Dataset items →
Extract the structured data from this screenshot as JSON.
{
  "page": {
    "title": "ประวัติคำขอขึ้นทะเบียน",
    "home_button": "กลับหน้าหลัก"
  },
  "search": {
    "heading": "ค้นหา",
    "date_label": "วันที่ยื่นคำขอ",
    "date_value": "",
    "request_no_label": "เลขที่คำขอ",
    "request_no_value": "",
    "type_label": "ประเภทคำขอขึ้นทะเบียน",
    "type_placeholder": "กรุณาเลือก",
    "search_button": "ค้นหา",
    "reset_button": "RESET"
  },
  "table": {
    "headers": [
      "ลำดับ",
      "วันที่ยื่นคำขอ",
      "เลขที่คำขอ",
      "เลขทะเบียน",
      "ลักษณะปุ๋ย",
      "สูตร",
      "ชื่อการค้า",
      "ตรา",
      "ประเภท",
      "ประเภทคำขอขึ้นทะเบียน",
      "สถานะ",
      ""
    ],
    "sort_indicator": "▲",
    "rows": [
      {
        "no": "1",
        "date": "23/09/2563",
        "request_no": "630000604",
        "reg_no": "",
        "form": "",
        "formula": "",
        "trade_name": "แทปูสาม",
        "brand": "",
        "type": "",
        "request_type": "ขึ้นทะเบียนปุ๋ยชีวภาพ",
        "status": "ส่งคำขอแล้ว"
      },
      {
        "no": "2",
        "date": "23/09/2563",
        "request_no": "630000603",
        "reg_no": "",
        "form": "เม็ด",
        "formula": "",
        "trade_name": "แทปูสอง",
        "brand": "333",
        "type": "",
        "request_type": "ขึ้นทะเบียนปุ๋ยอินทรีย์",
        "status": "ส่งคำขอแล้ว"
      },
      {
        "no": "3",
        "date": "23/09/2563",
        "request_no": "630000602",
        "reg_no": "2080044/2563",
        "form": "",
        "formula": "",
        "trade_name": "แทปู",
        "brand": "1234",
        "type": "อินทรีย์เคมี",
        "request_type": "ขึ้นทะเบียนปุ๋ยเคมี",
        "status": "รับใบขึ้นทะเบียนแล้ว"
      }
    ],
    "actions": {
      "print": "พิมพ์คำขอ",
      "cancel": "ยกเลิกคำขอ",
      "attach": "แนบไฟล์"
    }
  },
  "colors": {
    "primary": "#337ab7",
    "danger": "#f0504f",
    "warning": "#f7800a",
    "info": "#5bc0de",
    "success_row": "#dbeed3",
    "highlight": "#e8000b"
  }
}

WORK TO DO → From the records above, extract every line exactly as it stands.

TASK RESPONSE →
Extract the structured data from this screenshot as JSON.
{
  "page": {
    "title": "ประวัติคำขอขึ้นทะเบียน",
    "home_button": "กลับหน้าหลัก"
  },
  "search": {
    "heading": "ค้นหา",
    "date_label": "วันที่ยื่นคำขอ",
    "date_value": "",
    "request_no_label": "เลขที่คำขอ",
    "request_no_value": "",
    "type_label": "ประเภทคำขอขึ้นทะเบียน",
    "type_placeholder": "กรุณาเลือก",
    "search_button": "ค้นหา",
    "reset_button": "RESET"
  },
  "table": {
    "headers": [
      "ลำดับ",
      "วันที่ยื่นคำขอ",
      "เลขที่คำขอ",
      "เลขทะเบียน",
      "ลักษณะปุ๋ย",
      "สูตร",
      "ชื่อการค้า",
      "ตรา",
      "ประเภท",
      "ประเภทคำขอขึ้นทะเบียน",
      "สถานะ",
      ""
    ],
    "sort_indicator": "▲",
    "rows": [
      {
        "no": "1",
        "date": "23/09/2563",
        "request_no": "630000604",
        "reg_no": "",
        "form": "",
        "formula": "",
        "trade_name": "แทปูสาม",
        "brand": "",
        "type": "",
        "request_type": "ขึ้นทะเบียนปุ๋ยชีวภาพ",
        "status": "ส่งคำขอแล้ว"
      },
      {
        "no": "2",
        "date": "23/09/2563",
        "request_no": "630000603",
        "reg_no": "",
        "form": "เม็ด",
        "formula": "",
        "trade_name": "แทปูสอง",
        "brand": "333",
        "type": "",
        "request_type": "ขึ้นทะเบียนปุ๋ยอินทรีย์",
        "status": "ส่งคำขอแล้ว"
      },
      {
        "no": "3",
        "date": "23/09/2563",
        "request_no": "630000602",
        "reg_no": "2080044/2563",
        "form": "",
        "formula": "",
        "trade_name": "แทปู",
        "brand": "1234",
        "type": "อินทรีย์เคมี",
        "request_type": "ขึ้นทะเบียนปุ๋ยเคมี",
        "status": "รับใบขึ้นทะเบียนแล้ว"
      }
    ],
    "actions": {
      "print": "พิมพ์คำขอ",
      "cancel": "ยกเลิกคำขอ",
      "attach": "แนบไฟล์"
    }
  },
  "colors": {
    "primary": "#337ab7",
    "danger": "#f0504f",
    "warning": "#f7800a",
    "info": "#5bc0de",
    "success_row": "#dbeed3",
    "highlight": "#e8000b"
  }
}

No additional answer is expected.